#### Request:
Each line below is to be written out in full, exactly as shown.

#### Entries supplied:

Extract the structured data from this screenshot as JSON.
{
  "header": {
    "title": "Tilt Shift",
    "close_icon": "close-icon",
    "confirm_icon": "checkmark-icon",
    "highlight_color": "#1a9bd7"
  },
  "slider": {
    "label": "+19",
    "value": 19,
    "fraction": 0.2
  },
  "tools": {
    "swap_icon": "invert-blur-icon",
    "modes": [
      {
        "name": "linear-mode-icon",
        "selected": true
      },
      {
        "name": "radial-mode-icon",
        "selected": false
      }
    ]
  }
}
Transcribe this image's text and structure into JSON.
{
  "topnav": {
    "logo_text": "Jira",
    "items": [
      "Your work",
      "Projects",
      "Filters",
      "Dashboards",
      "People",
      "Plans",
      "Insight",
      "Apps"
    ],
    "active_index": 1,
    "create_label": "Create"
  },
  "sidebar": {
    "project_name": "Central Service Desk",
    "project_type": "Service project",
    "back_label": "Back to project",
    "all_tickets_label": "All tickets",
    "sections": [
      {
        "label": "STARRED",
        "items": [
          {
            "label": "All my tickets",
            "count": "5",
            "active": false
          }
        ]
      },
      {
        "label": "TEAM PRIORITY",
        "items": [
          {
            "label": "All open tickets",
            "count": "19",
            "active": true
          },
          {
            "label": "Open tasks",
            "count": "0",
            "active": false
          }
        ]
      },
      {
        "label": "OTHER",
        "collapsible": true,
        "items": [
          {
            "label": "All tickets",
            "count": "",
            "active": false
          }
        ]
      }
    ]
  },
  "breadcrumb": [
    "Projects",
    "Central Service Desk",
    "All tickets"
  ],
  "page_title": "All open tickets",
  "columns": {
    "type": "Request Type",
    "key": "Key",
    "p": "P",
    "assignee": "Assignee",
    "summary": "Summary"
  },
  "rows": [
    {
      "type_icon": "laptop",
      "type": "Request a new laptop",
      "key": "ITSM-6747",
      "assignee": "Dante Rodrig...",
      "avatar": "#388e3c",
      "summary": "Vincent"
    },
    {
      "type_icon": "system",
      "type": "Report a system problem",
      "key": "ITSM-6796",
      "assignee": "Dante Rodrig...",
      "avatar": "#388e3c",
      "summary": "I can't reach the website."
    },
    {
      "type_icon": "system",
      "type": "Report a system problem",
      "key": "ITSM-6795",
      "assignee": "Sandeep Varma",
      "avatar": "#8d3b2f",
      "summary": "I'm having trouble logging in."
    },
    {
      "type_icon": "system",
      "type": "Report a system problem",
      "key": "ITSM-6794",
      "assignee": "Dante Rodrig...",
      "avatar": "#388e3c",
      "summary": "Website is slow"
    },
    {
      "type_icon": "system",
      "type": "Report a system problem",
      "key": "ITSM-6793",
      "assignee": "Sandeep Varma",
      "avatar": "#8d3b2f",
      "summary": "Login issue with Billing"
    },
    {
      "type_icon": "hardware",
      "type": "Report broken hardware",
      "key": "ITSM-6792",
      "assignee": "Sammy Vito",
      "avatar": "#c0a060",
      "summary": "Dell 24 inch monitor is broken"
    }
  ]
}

#### Solution for this task:
Extract the structured data from this screenshot as JSON.
{
  "header": {
    "title": "Tilt Shift",
    "close_icon": "close-icon",
    "confirm_icon": "checkmark-icon",
    "highlight_color": "#1a9bd7"
  },
  "slider": {
    "label": "+19",
    "value": 19,
    "fraction": 0.2
  },
  "tools": {
    "swap_icon": "invert-blur-icon",
    "modes": [
      {
        "name": "linear-mode-icon",
        "selected": true
      },
      {
        "name": "radial-mode-icon",
        "selected": false
      }
    ]
  }
}
Transcribe this image's text and structure into JSON.
{
  "topnav": {
    "logo_text": "Jira",
    "items": [
      "Your work",
      "Projects",
      "Filters",
      "Dashboards",
      "People",
      "Plans",
      "Insight",
      "Apps"
    ],
    "active_index": 1,
    "create_label": "Create"
  },
  "sidebar": {
    "project_name": "Central Service Desk",
    "project_type": "Service project",
    "back_label": "Back to project",
    "all_tickets_label": "All tickets",
    "sections": [
      {
        "label": "STARRED",
        "items": [
          {
            "label": "All my tickets",
            "count": "5",
            "active": false
          }
        ]
      },
      {
        "label": "TEAM PRIORITY",
        "items": [
          {
            "label": "All open tickets",
            "count": "19",
            "active": true
          },
          {
            "label": "Open tasks",
            "count": "0",
            "active": false
          }
        ]
      },
      {
        "label": "OTHER",
        "collapsible": true,
        "items": [
          {
            "label": "All tickets",
            "count": "",
            "active": false
          }
        ]
      }
    ]
  },
  "breadcrumb": [
    "Projects",
    "Central Service Desk",
    "All tickets"
  ],
  "page_title": "All open tickets",
  "columns": {
    "type": "Request Type",
    "key": "Key",
    "p": "P",
    "assignee": "Assignee",
    "summary": "Summary"
  },
  "rows": [
    {
      "type_icon": "laptop",
      "type": "Request a new laptop",
      "key": "ITSM-6747",
      "assignee": "Dante Rodrig...",
      "avatar": "#388e3c",
      "summary": "Vincent"
    },
    {
      "type_icon": "system",
      "type": "Report a system problem",
      "key": "ITSM-6796",
      "assignee": "Dante Rodrig...",
      "avatar": "#388e3c",
      "summary": "I can't reach the website."
    },
    {
      "type_icon": "system",
      "type": "Report a system problem",
      "key": "ITSM-6795",
      "assignee": "Sandeep Varma",
      "avatar": "#8d3b2f",
      "summary": "I'm having trouble logging in."
    },
    {
      "type_icon": "system",
      "type": "Report a system problem",
      "key": "ITSM-6794",
      "assignee": "Dante Rodrig...",
      "avatar": "#388e3c",
      "summary": "Website is slow"
    },
    {
      "type_icon": "system",
      "type": "Report a system problem",
      "key": "ITSM-6793",
      "assignee": "Sandeep Varma",
      "avatar": "#8d3b2f",
      "summary": "Login issue with Billing"
    },
    {
      "type_icon": "hardware",
      "type": "Report broken hardware",
      "key": "ITSM-6792",
      "assignee": "Sammy Vito",
      "avatar": "#c0a060",
      "summary": "Dell 24 inch monitor is broken"
    }
  ]
}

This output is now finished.